Member of Bihar Legislative Assembly
- Incumbent
- Assumed office 10 November 2020
- Constituency: Chainpur

Personal details
- Born: 1973 (age 52–53) Naughra, Chainpur, Bhabhua, Bihar
- Party: Janata Dal (United)
- Other political affiliations: Bahujan Samaj Party, Indian National Congress
- Occupation: Agriculture, social worker, politician

= Mohd Zama Khan =

Indian politician

Mohammad Zama Khan (abbr. Mohd Zama Khan) is an Indian politician from Kaimur district, Bihar. He is a member of the Bihar Legislative Assembly from Chainpur. He won on a Bahujan Samaj Party ticket by the Margin of nearly 35,000 votes in 2020. He later switched to the Janata Dal (United) and became the minister of Minority Affairs in the Seventh Nitish Kumar ministry. He was re-elected in a Janata Dal (United) ticket in 2025 by a margin of 8,362 votes and became a minister in Tenth Nitish Kumar ministry. He was re inducted in the Choudhary ministry.

Mohd Zama Khan drew widespread criticism after Bihar Chief Minister Nitish Kumar was caught on camera pulling down a woman’s niqab during a medical graduation ceremony. Defending the chief minister, Zama Khan was quoted as saying, “Nitish ji just showed love to a Muslim daughter. He wanted society to see the face of the girl after she became successful in life.”

His remarks intensified public outrage, with many arguing that forcibly removing a woman’s niqab—regardless of intent—was a violation of her personal choice, dignity, and religious freedom.

= Data provided =
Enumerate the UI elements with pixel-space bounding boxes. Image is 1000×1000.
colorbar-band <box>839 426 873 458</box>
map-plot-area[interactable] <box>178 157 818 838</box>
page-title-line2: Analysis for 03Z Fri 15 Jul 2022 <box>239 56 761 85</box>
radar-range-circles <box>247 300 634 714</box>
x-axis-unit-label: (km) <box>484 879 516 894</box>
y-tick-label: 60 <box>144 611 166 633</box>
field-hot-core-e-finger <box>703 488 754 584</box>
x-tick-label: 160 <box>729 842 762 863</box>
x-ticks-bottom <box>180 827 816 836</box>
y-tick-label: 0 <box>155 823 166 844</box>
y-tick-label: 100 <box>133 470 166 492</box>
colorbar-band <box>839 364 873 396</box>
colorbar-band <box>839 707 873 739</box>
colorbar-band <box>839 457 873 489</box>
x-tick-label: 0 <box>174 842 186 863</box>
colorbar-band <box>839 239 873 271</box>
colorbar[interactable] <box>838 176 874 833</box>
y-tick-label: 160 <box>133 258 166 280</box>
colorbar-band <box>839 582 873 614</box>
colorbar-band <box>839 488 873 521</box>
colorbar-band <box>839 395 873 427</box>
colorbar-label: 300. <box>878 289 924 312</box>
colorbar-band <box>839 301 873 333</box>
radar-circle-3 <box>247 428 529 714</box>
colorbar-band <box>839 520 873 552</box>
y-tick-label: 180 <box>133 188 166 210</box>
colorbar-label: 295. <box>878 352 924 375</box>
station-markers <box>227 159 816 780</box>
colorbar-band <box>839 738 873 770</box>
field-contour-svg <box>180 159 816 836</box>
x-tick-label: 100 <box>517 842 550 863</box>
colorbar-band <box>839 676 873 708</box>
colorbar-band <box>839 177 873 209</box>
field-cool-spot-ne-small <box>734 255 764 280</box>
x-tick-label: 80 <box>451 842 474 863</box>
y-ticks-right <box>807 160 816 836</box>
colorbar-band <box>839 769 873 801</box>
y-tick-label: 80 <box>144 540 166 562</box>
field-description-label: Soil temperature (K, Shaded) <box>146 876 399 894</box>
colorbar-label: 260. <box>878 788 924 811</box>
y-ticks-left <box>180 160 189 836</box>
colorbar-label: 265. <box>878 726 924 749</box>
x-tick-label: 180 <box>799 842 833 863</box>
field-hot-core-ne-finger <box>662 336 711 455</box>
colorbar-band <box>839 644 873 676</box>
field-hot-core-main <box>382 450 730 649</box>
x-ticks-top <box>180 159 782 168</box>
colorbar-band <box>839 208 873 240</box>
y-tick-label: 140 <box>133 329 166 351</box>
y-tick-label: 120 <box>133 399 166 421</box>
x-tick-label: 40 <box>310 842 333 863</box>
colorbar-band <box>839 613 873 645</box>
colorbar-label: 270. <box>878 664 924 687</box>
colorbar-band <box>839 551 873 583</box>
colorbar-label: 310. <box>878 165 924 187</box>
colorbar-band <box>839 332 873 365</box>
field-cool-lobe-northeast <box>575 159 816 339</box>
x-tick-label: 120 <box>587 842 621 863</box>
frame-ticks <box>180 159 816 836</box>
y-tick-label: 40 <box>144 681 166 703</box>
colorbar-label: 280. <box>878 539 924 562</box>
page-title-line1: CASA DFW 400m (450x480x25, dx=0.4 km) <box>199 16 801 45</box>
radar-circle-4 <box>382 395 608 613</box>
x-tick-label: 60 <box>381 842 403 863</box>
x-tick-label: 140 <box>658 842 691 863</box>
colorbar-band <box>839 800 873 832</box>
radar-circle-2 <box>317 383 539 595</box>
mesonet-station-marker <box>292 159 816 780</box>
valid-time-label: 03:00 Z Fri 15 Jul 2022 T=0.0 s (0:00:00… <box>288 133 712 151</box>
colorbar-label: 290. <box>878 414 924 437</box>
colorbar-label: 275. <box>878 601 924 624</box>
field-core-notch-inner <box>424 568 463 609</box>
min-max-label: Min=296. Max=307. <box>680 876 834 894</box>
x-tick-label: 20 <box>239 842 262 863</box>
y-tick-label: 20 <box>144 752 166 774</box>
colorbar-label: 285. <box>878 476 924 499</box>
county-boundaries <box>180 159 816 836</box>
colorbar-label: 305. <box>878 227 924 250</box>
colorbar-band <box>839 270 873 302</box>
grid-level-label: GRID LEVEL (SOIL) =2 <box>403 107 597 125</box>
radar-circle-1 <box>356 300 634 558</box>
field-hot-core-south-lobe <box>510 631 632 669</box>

= Requirement =
Output, word for word, the passage from the Mohd Zama Khan article that begins at the words "Member of Bihar" and stops after "Party: Janata Dal (United)".

= Problem solution =
Member of Bihar Legislative Assembly
- Incumbent
- Assumed office 10 November 2020
- Constituency: Chainpur

Personal details
- Born: 1973 (age 52–53) Naughra, Chainpur, Bhabhua, Bihar
- Party: Janata Dal (United)